*What you are asked to do*:
Count every line that includes the string "page" in the entries that follow. Nothing besides the number is needed.

[Data entries]
——————
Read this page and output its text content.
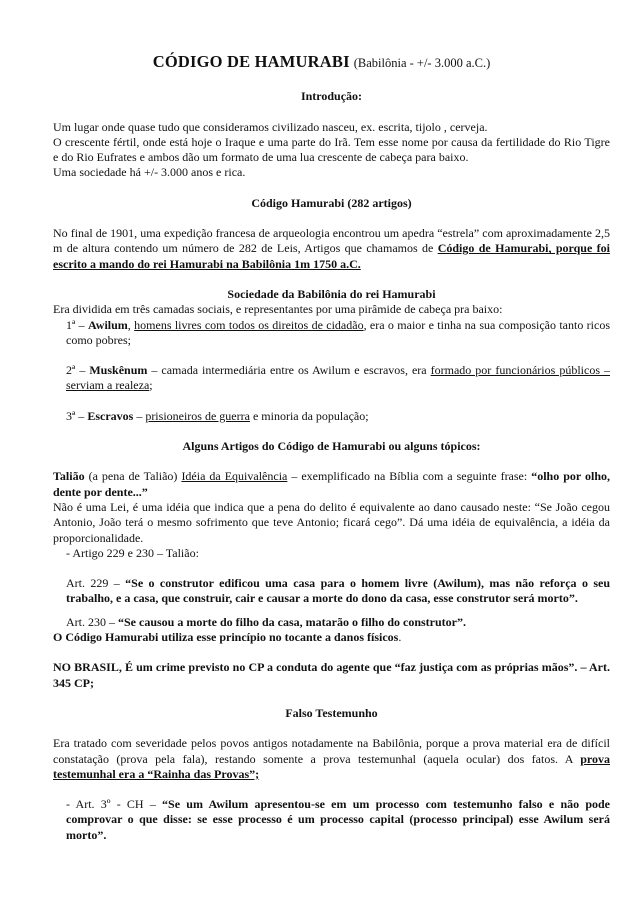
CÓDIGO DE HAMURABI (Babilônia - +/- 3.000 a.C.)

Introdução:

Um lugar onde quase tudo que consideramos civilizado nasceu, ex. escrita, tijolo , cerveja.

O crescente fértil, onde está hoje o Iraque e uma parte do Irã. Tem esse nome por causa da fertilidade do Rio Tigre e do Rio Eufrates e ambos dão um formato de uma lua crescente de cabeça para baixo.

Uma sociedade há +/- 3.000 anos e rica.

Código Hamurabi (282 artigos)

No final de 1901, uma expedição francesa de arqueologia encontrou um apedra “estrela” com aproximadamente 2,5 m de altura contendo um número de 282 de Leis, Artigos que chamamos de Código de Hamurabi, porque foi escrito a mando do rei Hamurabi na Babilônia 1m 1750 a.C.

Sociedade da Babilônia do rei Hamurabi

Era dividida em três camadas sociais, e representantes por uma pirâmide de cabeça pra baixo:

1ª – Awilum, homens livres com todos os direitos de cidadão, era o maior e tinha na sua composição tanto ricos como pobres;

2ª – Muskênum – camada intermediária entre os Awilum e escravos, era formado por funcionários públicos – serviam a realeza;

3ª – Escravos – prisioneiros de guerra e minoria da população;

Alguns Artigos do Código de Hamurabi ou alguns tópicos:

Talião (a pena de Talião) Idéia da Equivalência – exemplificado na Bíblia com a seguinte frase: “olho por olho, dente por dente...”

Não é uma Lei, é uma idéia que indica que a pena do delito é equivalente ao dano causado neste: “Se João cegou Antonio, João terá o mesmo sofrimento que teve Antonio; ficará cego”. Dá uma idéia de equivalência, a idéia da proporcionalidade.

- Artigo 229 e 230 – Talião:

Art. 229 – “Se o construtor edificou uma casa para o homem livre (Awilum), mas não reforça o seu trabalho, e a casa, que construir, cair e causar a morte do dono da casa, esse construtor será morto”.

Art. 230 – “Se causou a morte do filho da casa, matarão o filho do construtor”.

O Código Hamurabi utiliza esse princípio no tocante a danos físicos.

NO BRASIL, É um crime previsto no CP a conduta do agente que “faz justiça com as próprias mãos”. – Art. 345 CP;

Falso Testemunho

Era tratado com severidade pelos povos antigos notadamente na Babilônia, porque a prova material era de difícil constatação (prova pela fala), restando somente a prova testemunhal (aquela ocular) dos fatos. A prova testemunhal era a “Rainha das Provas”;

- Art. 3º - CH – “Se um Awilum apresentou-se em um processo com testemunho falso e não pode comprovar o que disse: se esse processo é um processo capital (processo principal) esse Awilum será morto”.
——————
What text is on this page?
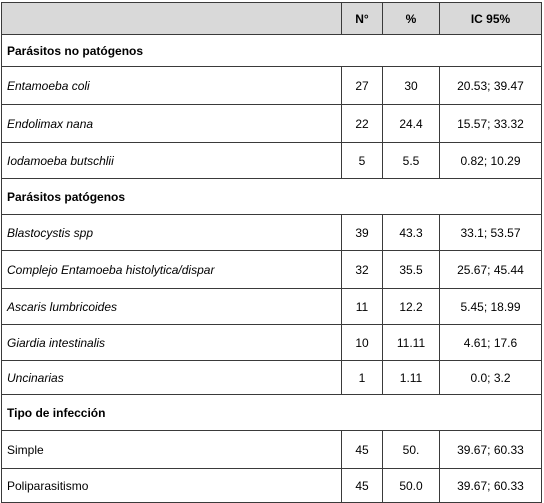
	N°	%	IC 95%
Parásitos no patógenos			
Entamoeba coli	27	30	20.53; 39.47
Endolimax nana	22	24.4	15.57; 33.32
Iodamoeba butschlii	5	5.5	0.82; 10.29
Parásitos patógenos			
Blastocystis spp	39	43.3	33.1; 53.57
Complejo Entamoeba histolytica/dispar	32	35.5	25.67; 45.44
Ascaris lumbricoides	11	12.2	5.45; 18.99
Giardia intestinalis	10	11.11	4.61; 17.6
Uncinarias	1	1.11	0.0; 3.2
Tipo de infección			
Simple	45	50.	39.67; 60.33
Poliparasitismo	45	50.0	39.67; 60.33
——————
*Complete answer*:
2